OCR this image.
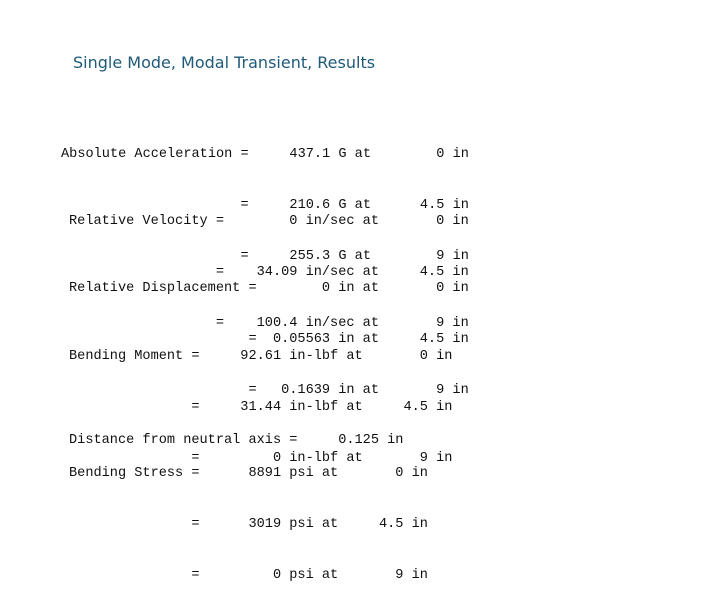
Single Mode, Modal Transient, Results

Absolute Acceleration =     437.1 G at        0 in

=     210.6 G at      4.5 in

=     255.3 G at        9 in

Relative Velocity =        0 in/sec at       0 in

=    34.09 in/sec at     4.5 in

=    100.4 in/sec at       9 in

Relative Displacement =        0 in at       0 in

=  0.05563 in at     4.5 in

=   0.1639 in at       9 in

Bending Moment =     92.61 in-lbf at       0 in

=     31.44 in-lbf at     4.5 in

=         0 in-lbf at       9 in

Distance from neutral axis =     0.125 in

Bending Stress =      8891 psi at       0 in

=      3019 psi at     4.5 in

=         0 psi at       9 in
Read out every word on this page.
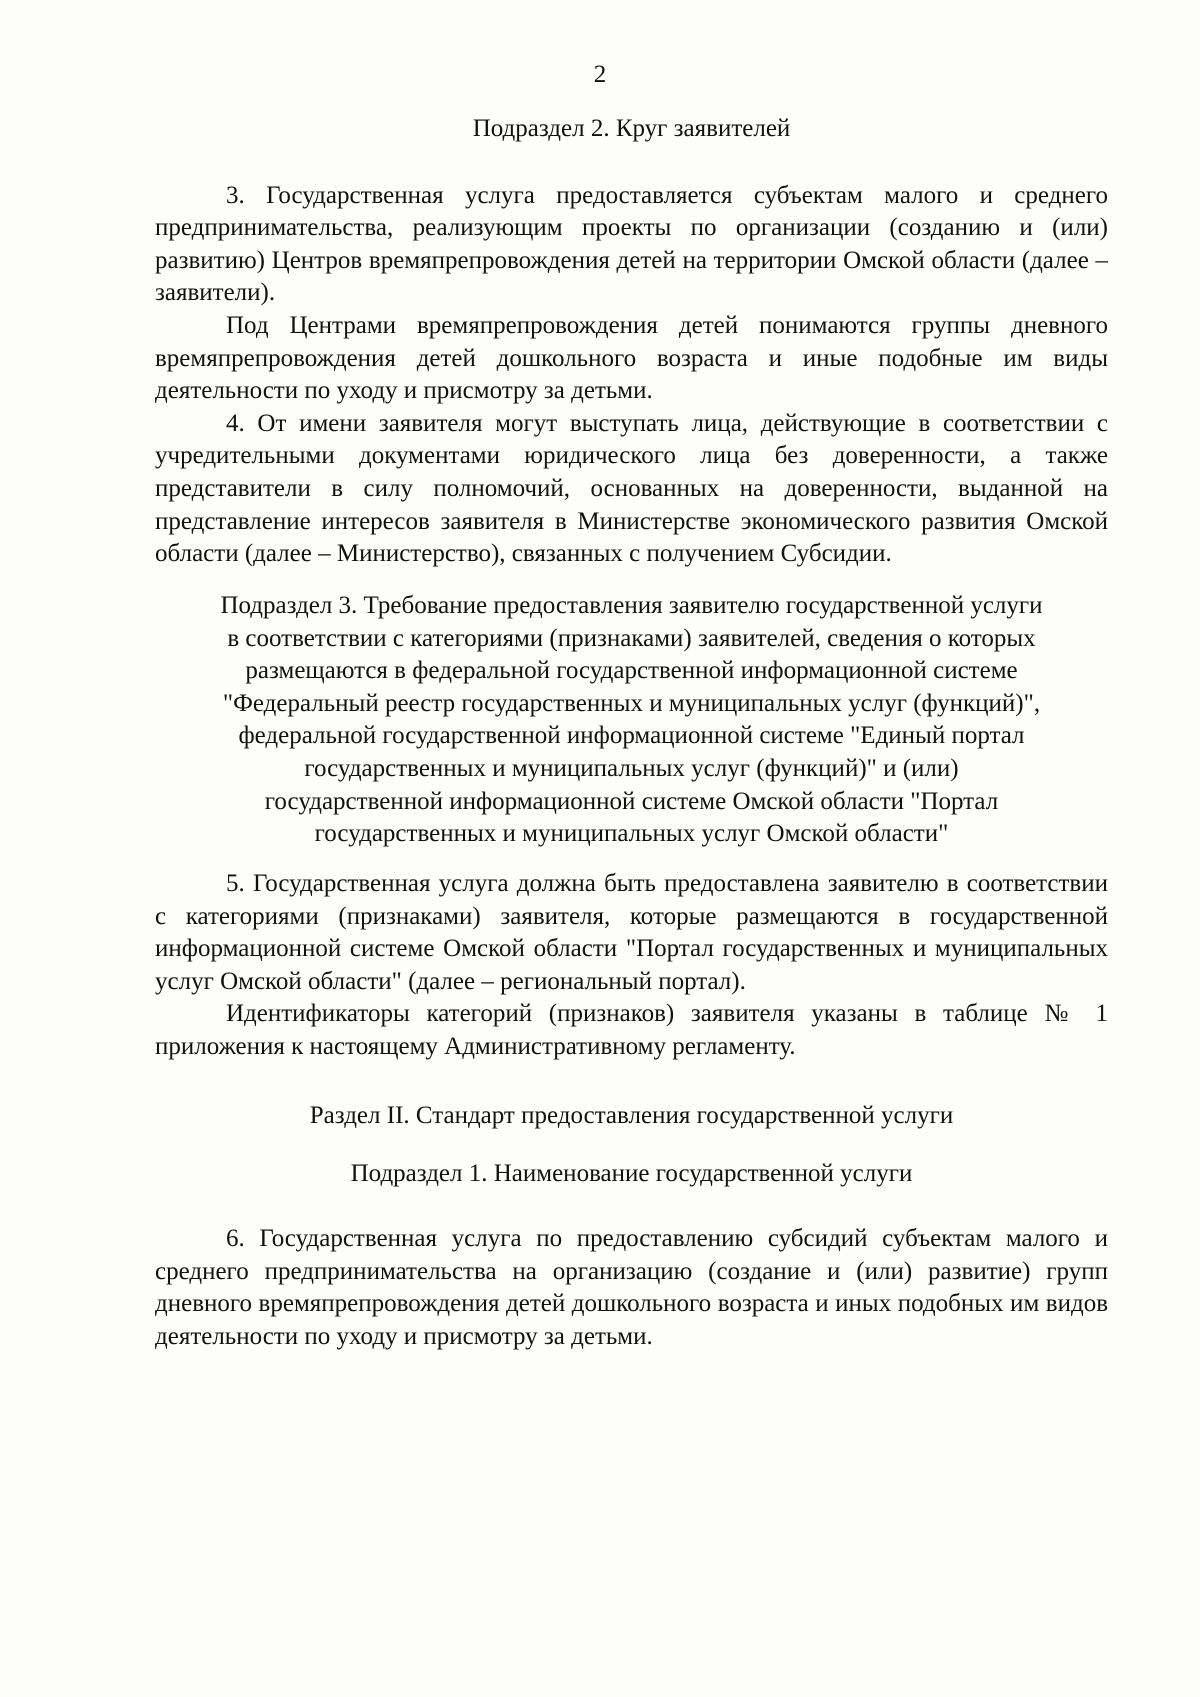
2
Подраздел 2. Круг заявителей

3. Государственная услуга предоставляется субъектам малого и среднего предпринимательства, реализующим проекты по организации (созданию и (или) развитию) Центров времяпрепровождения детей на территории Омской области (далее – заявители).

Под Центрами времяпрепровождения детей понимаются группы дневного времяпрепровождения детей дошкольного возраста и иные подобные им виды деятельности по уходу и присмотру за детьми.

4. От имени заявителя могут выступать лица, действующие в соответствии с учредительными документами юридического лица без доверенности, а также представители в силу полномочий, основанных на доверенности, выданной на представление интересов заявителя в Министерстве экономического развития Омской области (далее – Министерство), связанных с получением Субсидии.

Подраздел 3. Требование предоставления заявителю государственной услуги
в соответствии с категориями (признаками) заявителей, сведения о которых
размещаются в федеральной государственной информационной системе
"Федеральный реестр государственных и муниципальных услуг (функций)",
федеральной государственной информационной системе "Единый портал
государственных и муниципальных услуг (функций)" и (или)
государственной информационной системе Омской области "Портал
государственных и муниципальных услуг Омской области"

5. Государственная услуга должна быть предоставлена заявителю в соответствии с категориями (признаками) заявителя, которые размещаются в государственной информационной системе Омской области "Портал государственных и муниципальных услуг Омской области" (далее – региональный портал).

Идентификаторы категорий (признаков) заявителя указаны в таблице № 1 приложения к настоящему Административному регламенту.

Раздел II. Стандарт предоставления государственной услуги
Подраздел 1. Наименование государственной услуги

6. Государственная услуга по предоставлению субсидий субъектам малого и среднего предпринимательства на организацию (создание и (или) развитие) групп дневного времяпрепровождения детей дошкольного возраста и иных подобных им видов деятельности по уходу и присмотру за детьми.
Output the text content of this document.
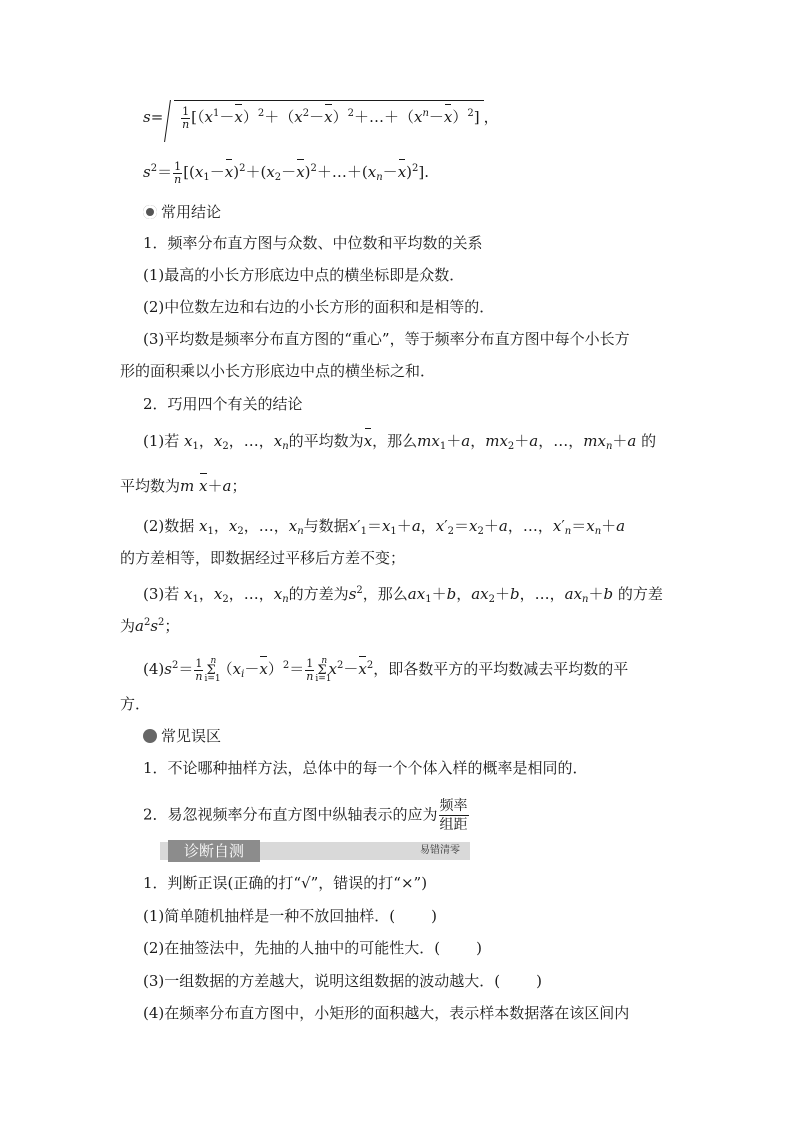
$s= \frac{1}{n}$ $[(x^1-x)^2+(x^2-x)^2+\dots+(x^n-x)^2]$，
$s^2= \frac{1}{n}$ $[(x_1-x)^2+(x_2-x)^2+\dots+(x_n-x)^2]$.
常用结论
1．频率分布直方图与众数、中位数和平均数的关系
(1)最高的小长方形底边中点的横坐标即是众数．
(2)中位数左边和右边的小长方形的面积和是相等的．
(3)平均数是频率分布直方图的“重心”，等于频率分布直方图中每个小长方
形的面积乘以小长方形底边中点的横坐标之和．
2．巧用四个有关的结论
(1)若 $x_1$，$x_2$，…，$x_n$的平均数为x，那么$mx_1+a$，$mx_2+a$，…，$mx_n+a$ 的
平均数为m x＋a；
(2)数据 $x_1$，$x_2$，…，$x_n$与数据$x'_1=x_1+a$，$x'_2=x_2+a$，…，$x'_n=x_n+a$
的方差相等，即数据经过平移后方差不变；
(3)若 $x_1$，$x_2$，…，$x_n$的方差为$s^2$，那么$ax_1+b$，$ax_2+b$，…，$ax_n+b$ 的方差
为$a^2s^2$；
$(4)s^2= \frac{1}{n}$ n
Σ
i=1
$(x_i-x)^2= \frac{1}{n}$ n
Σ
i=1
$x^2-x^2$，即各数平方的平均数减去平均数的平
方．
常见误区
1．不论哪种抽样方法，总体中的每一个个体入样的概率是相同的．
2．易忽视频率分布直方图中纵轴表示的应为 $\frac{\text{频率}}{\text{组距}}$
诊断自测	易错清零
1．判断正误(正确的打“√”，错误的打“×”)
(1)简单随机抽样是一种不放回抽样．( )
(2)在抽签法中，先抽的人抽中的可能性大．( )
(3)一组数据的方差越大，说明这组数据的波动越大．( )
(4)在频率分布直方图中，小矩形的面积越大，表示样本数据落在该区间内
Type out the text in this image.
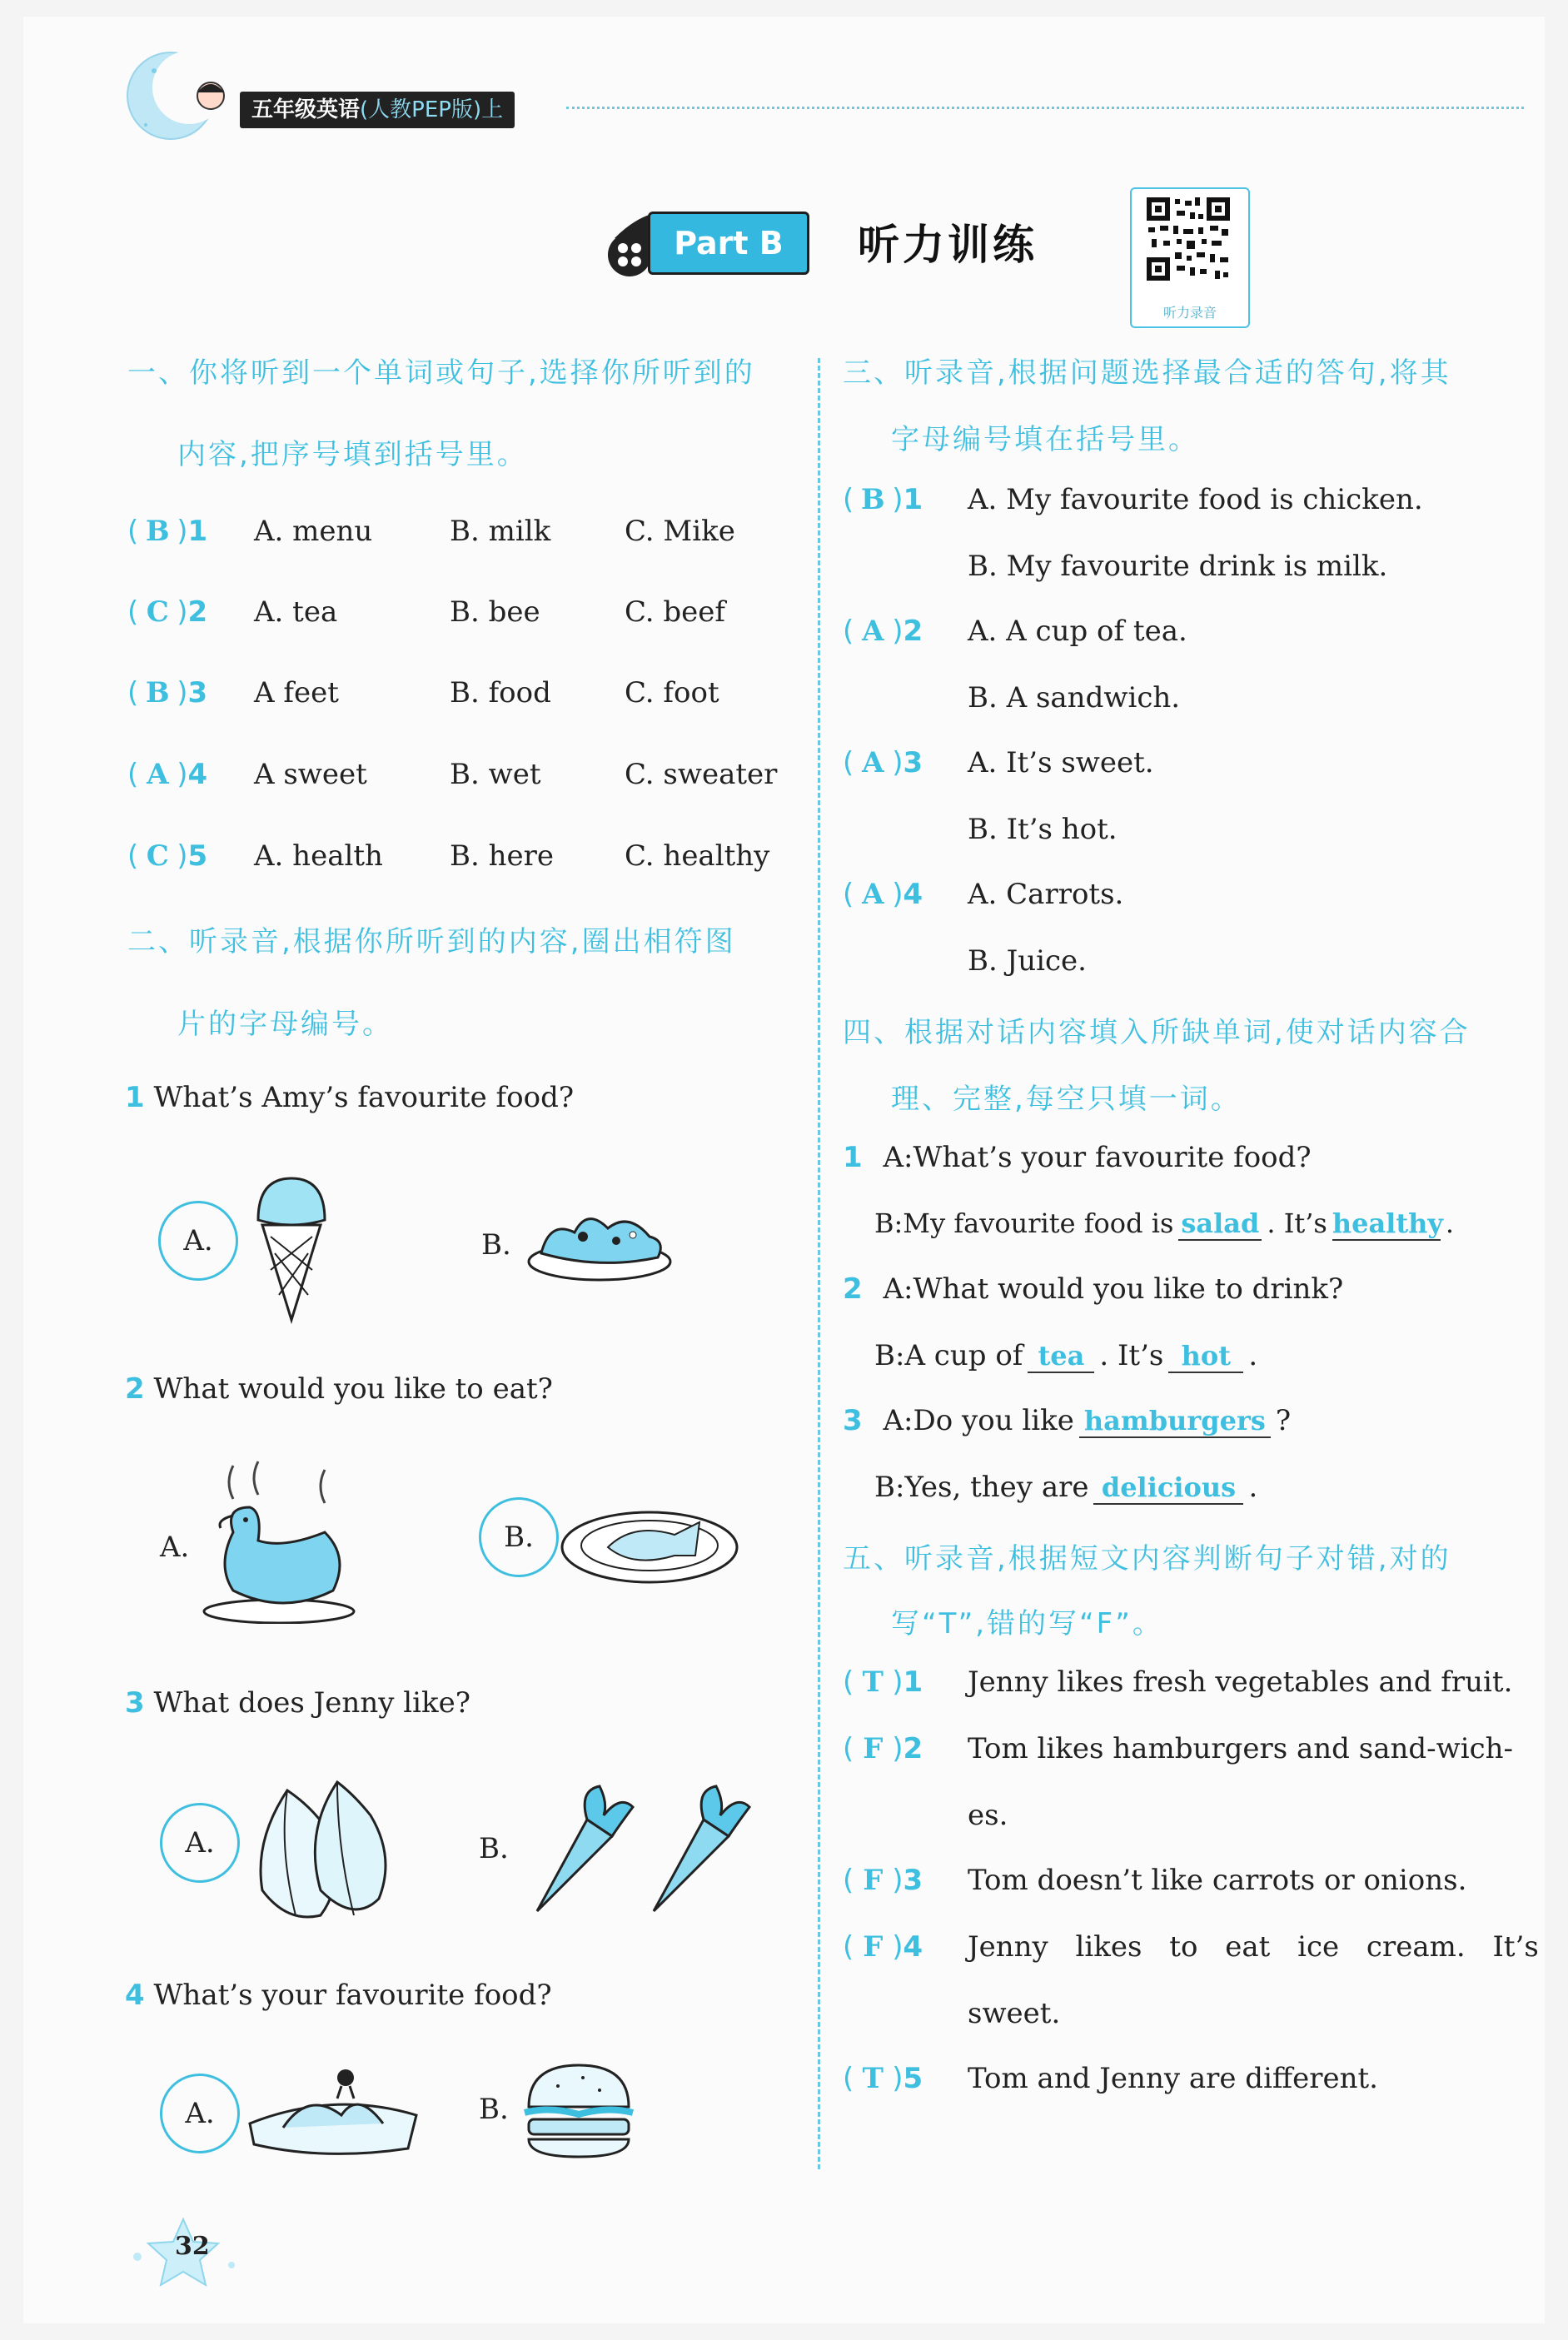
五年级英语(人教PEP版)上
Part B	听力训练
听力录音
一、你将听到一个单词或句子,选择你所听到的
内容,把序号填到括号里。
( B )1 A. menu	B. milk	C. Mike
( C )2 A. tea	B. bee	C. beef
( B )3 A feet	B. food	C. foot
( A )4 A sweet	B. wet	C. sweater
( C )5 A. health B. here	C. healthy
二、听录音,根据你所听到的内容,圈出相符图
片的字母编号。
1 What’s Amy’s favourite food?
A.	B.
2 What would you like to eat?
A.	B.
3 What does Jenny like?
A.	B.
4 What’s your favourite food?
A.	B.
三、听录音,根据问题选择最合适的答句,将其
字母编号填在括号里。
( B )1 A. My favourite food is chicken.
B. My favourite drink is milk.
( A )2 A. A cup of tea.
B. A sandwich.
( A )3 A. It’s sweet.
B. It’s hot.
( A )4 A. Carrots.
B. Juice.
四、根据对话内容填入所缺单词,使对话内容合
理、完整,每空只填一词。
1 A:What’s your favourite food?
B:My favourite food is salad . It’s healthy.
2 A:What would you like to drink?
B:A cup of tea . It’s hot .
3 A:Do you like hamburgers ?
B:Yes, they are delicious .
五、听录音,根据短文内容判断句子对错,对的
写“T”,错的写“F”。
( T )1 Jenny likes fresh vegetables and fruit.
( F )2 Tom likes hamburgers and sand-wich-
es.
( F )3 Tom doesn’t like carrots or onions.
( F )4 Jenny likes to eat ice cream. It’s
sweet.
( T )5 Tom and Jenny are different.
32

* _Task to complete_
Find the word "государственных" in the entries, and copy every line it shows up in.

* _Solved problem_
"Федеральный реестр государственных и муниципальных услуг (функций)",
государственных и муниципальных услуг (функций)" и (или)
государственных и муниципальных услуг Омской области"
5. Государственная услуга должна быть предоставлена заявителю в соответствии с категориями (признаками) заявителя, которые размещаются в государственной информационной системе Омской области "Портал государственных и муниципальных услуг Омской области" (далее – региональный портал).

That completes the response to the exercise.